BEGIN EXERCISE INPUTS

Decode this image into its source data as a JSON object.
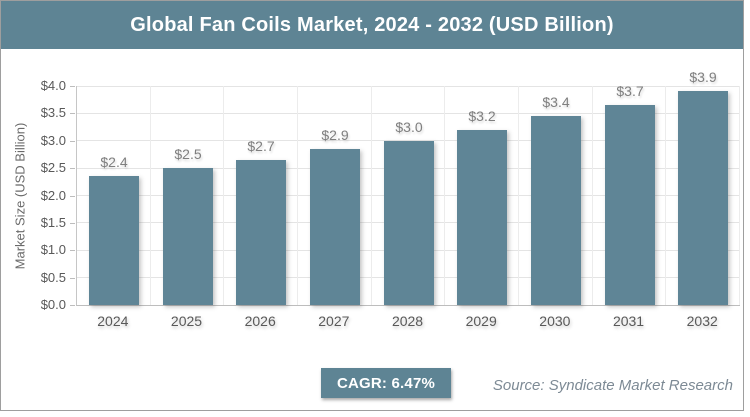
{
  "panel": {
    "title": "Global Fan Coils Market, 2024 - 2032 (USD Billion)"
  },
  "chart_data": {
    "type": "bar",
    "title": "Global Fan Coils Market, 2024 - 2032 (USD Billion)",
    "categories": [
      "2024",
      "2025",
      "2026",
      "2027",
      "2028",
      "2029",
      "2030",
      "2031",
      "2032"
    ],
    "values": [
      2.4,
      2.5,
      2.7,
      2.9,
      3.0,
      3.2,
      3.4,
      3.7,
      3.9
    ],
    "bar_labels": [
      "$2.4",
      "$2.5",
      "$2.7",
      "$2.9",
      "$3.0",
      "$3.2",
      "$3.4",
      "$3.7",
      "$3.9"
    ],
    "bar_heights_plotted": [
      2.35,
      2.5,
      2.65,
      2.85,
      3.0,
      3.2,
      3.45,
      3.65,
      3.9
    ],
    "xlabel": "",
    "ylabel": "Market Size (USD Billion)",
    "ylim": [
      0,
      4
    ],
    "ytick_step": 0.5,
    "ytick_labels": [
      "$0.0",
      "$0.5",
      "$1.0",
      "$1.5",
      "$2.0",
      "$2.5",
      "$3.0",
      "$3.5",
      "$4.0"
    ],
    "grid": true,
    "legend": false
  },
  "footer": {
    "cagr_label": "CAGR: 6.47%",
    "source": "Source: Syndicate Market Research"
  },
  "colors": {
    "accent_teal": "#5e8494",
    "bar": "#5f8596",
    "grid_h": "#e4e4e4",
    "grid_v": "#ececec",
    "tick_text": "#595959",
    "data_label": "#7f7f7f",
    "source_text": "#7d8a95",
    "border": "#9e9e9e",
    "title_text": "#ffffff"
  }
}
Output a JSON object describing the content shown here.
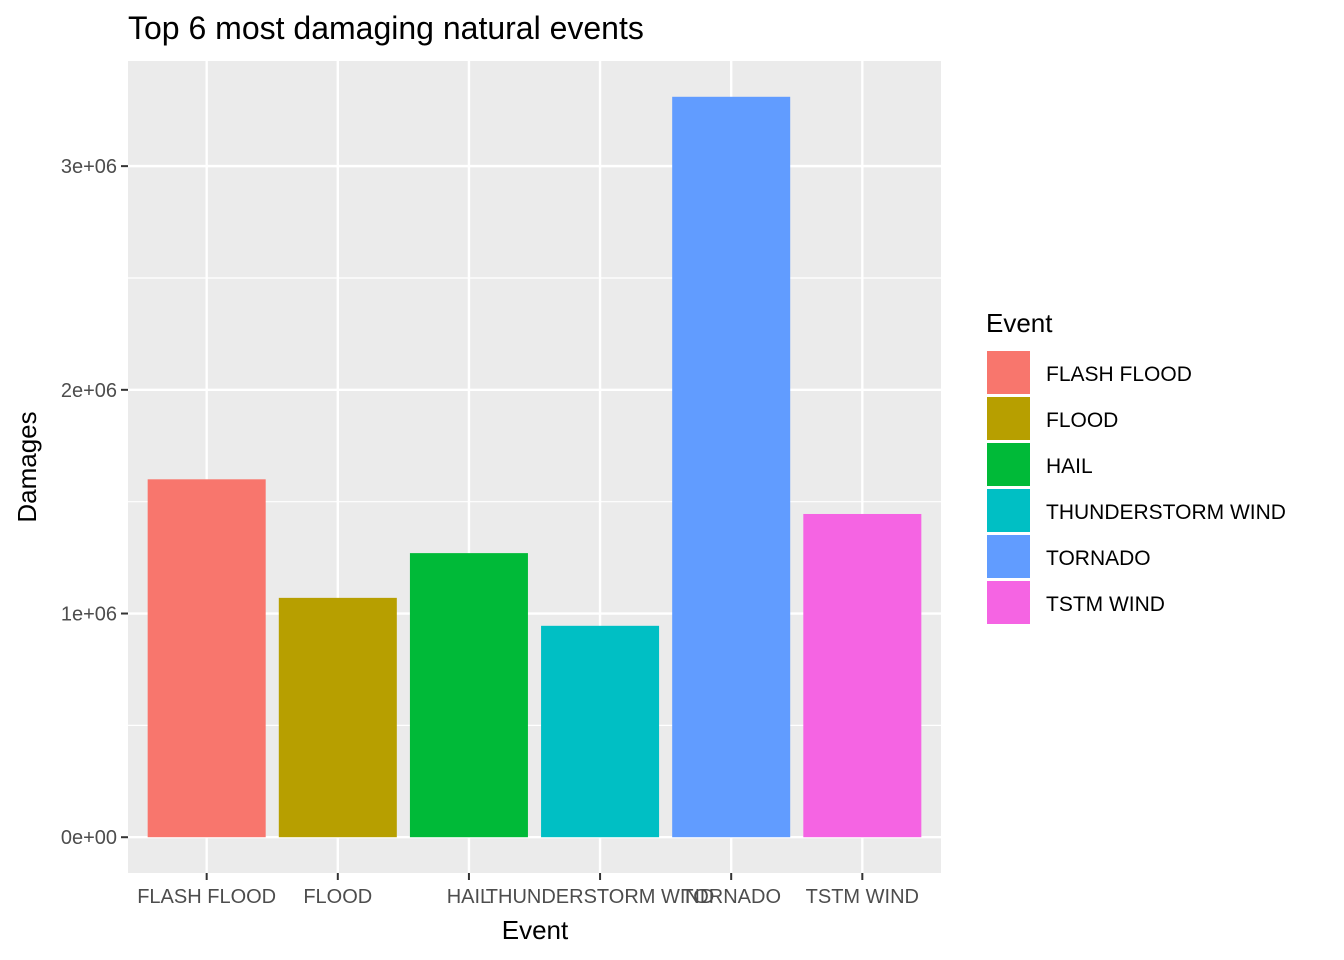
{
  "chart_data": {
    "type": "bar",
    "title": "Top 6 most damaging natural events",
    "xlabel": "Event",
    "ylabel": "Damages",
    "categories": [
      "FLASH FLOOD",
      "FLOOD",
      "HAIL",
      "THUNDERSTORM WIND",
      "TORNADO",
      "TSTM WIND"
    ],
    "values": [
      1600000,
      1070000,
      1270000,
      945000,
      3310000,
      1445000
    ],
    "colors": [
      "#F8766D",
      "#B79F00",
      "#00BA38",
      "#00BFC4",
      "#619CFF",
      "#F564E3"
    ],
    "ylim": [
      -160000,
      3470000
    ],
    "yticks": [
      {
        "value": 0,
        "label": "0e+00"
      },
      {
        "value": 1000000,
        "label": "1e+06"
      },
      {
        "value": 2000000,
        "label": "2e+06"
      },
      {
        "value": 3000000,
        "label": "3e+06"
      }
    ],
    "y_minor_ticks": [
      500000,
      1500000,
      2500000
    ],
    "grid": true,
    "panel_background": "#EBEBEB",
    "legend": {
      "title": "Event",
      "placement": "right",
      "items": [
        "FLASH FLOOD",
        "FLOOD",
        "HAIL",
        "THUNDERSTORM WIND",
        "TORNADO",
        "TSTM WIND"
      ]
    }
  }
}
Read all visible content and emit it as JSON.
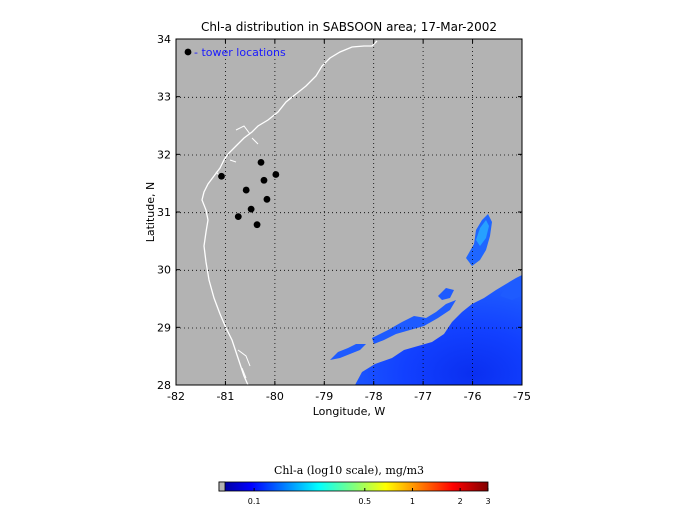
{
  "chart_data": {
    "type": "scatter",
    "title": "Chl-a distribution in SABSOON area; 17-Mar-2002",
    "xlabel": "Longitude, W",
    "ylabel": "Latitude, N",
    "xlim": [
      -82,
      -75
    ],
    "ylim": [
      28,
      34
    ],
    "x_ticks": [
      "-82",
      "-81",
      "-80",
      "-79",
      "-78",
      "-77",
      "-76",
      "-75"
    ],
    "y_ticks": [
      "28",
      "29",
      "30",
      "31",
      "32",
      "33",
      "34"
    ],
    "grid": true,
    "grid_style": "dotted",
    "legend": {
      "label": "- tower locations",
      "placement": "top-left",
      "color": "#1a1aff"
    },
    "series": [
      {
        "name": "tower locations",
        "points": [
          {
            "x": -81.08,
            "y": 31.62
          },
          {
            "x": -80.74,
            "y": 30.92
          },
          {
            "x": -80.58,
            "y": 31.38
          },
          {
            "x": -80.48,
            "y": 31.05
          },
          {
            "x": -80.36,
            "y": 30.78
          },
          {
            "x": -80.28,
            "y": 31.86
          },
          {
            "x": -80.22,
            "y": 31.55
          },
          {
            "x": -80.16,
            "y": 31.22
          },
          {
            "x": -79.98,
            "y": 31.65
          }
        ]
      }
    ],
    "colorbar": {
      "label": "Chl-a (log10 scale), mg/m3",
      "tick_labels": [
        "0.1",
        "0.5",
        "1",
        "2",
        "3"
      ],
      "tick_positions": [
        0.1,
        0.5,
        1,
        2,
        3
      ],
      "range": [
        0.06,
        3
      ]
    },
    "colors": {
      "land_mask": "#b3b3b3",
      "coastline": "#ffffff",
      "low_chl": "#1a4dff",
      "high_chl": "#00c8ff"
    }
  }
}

END EXERCISE INPUTS

TASK DETAILS >> How many lines of the listing above include the word "placement"? State the number and nothing else.

SOLUTION TO THIS TASK >> 2